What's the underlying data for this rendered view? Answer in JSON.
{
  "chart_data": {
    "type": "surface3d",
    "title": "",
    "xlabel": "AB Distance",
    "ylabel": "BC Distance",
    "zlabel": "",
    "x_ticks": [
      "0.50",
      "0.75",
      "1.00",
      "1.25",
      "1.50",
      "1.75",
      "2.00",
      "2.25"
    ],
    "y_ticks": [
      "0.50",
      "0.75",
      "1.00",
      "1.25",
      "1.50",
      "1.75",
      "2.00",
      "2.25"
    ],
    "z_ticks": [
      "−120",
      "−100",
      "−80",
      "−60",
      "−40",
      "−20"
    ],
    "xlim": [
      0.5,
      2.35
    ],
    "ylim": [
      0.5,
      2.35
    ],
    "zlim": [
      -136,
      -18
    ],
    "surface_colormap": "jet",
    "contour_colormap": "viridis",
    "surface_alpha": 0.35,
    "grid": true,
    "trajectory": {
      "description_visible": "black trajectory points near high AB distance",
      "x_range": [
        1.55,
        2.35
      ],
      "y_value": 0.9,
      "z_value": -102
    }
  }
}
------------------------------------
▶ Challenge: Write out the listing once more, matching it exactly.

▶ Solved exercise:
What's the underlying data for this rendered view? Answer in JSON.
{
  "chart_data": {
    "type": "surface3d",
    "title": "",
    "xlabel": "AB Distance",
    "ylabel": "BC Distance",
    "zlabel": "",
    "x_ticks": [
      "0.50",
      "0.75",
      "1.00",
      "1.25",
      "1.50",
      "1.75",
      "2.00",
      "2.25"
    ],
    "y_ticks": [
      "0.50",
      "0.75",
      "1.00",
      "1.25",
      "1.50",
      "1.75",
      "2.00",
      "2.25"
    ],
    "z_ticks": [
      "−120",
      "−100",
      "−80",
      "−60",
      "−40",
      "−20"
    ],
    "xlim": [
      0.5,
      2.35
    ],
    "ylim": [
      0.5,
      2.35
    ],
    "zlim": [
      -136,
      -18
    ],
    "surface_colormap": "jet",
    "contour_colormap": "viridis",
    "surface_alpha": 0.35,
    "grid": true,
    "trajectory": {
      "description_visible": "black trajectory points near high AB distance",
      "x_range": [
        1.55,
        2.35
      ],
      "y_value": 0.9,
      "z_value": -102
    }
  }
}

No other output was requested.